** Start Data records **

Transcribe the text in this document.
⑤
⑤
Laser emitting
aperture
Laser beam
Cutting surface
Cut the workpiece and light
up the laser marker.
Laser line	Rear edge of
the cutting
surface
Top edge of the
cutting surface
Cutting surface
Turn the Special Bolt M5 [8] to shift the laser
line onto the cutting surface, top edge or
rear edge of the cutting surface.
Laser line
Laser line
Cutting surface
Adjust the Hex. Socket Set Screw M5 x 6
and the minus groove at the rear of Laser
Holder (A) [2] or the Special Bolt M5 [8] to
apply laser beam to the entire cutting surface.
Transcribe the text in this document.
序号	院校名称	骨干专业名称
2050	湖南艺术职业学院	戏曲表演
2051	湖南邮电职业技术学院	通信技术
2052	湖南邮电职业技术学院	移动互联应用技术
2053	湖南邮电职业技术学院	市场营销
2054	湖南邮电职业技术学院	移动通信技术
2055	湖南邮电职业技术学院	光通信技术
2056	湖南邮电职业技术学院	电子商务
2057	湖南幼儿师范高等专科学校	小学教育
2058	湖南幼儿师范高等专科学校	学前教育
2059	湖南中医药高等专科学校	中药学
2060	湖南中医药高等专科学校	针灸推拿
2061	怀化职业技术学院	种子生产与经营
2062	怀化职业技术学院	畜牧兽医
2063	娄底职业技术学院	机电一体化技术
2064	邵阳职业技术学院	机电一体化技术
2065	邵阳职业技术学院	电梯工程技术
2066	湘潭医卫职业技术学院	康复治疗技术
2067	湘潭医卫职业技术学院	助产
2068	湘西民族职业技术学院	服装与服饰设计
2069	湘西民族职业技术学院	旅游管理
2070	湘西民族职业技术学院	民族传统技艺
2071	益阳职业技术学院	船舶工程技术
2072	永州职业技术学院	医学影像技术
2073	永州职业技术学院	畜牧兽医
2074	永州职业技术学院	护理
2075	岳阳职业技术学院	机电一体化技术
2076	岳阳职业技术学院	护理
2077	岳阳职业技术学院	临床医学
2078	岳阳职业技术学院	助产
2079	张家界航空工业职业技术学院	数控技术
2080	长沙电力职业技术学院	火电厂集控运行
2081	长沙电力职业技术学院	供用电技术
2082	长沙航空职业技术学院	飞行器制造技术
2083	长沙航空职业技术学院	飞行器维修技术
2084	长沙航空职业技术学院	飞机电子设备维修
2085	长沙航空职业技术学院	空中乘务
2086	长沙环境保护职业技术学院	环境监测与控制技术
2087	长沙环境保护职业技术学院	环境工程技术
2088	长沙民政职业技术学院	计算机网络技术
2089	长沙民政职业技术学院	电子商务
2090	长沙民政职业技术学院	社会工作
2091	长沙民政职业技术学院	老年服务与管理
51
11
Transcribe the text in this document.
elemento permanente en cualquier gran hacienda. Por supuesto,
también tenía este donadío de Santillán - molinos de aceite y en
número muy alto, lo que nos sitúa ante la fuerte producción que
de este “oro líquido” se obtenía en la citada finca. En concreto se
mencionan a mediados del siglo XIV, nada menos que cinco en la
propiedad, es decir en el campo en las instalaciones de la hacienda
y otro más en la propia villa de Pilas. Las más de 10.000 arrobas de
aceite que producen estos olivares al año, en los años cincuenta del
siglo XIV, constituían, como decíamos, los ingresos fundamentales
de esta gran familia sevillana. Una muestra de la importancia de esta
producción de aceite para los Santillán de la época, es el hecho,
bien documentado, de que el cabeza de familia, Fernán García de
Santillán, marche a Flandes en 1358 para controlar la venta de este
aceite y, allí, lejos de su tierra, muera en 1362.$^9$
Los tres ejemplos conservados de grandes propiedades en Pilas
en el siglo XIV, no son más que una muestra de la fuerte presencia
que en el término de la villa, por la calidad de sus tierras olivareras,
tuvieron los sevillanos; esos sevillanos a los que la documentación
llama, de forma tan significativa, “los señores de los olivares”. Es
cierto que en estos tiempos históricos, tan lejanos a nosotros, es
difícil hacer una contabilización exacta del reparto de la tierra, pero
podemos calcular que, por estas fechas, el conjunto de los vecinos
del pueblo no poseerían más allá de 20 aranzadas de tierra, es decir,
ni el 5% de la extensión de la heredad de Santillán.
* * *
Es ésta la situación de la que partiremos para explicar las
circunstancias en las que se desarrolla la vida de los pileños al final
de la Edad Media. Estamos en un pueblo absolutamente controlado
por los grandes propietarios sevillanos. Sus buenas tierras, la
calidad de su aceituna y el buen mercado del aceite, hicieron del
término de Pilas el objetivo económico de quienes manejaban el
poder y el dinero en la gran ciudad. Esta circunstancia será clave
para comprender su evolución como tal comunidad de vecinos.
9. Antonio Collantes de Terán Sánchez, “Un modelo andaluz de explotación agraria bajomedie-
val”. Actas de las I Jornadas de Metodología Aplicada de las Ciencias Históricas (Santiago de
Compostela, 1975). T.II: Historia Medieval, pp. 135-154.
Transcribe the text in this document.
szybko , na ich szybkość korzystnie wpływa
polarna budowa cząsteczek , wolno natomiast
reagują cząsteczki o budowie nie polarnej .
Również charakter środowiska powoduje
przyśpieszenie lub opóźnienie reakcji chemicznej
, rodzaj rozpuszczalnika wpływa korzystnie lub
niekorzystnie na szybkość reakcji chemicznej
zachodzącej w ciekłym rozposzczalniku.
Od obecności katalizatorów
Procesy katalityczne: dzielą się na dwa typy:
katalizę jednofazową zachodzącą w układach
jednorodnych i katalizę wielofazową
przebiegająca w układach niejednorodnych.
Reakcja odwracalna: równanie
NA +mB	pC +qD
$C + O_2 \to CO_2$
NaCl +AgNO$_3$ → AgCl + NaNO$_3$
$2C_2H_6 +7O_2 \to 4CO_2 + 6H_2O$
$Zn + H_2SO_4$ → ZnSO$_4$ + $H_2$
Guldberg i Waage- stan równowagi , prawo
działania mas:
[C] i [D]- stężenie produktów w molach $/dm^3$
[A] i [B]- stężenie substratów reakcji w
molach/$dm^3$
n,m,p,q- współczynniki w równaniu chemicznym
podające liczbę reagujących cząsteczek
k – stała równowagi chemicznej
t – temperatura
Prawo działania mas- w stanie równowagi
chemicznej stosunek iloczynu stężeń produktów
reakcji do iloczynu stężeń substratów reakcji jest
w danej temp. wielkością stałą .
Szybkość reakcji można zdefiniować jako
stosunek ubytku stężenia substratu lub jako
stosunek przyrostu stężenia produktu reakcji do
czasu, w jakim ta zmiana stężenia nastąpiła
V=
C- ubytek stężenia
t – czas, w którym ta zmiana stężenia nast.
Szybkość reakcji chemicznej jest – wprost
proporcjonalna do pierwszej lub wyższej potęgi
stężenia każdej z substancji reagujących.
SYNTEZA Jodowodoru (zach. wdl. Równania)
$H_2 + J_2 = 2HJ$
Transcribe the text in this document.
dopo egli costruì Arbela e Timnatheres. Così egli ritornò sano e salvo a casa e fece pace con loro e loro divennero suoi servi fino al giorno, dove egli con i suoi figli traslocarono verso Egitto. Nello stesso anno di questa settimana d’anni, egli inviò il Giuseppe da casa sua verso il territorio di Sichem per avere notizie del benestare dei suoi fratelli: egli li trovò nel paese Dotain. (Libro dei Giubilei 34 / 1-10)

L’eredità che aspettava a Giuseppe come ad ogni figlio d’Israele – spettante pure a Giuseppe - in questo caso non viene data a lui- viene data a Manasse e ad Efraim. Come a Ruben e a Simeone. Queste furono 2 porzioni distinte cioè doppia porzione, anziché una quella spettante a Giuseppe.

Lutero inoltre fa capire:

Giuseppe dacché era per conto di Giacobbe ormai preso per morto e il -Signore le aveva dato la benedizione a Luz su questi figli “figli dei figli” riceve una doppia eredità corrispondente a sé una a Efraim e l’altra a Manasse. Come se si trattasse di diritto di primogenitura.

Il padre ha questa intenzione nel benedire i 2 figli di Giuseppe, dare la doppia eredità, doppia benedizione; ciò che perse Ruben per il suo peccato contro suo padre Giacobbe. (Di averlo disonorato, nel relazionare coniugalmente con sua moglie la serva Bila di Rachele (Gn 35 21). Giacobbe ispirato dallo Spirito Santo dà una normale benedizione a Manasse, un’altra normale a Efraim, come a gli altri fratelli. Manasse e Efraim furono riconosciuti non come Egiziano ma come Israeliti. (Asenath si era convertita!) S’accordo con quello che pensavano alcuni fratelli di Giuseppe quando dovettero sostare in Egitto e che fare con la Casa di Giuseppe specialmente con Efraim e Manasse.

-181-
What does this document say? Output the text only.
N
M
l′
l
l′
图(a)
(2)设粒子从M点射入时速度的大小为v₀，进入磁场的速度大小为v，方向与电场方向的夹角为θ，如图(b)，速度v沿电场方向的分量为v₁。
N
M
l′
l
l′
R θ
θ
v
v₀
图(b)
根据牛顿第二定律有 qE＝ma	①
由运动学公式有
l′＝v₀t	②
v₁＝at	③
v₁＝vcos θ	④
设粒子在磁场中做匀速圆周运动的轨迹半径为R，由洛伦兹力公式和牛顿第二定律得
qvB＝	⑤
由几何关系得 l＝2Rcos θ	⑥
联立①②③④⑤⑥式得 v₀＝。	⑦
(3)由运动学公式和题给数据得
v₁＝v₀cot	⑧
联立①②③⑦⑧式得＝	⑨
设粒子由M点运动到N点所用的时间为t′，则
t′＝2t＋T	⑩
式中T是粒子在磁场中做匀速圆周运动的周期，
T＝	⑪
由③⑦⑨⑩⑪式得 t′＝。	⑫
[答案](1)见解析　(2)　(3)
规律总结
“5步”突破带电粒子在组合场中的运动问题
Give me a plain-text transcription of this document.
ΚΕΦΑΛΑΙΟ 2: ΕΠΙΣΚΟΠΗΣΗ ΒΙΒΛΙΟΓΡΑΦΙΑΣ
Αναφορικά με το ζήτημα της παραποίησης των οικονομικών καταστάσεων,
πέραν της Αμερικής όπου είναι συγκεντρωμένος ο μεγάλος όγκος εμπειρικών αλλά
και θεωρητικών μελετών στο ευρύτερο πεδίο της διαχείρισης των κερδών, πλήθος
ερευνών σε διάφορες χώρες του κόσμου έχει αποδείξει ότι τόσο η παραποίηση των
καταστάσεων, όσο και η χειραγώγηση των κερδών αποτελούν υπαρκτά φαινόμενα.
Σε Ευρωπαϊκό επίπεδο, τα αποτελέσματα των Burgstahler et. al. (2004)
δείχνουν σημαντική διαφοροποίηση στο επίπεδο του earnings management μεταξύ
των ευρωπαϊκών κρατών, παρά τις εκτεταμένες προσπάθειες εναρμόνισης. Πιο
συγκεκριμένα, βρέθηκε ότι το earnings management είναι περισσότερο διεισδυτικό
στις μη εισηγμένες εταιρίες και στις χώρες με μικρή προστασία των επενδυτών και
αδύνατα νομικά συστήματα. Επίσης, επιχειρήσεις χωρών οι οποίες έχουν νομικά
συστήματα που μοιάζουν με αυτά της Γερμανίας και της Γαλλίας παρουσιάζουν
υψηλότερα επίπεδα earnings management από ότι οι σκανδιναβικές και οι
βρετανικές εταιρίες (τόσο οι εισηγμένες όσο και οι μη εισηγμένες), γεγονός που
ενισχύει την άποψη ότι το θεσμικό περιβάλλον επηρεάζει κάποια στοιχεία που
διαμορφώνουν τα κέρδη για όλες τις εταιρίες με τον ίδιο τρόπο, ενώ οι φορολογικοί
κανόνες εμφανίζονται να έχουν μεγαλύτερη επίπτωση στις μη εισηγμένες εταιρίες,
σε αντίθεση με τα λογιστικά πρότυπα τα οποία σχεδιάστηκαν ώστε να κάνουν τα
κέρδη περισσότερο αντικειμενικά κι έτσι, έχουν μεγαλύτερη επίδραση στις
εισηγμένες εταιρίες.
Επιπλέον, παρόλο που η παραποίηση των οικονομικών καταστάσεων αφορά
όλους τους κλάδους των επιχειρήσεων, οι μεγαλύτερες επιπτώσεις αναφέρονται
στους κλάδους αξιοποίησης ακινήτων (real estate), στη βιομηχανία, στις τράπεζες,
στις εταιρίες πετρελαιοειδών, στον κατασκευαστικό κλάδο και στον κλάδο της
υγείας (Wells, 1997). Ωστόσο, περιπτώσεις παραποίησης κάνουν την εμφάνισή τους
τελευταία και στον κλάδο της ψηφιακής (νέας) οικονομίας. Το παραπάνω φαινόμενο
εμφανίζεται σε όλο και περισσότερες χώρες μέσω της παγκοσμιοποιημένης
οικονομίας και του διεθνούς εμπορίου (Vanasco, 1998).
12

** End Data records **

● **What is expected**
Check each line of the records for "εισηγμένες" and copy the ones that contain it.

● **Full solution**
στις μη εισηγμένες εταιρίες και στις χώρες με μικρή προστασία των επενδυτών και
βρετανικές εταιρίες (τόσο οι εισηγμένες όσο και οι μη εισηγμένες), γεγονός που
κανόνες εμφανίζονται να έχουν μεγαλύτερη επίπτωση στις μη εισηγμένες εταιρίες,
εισηγμένες εταιρίες.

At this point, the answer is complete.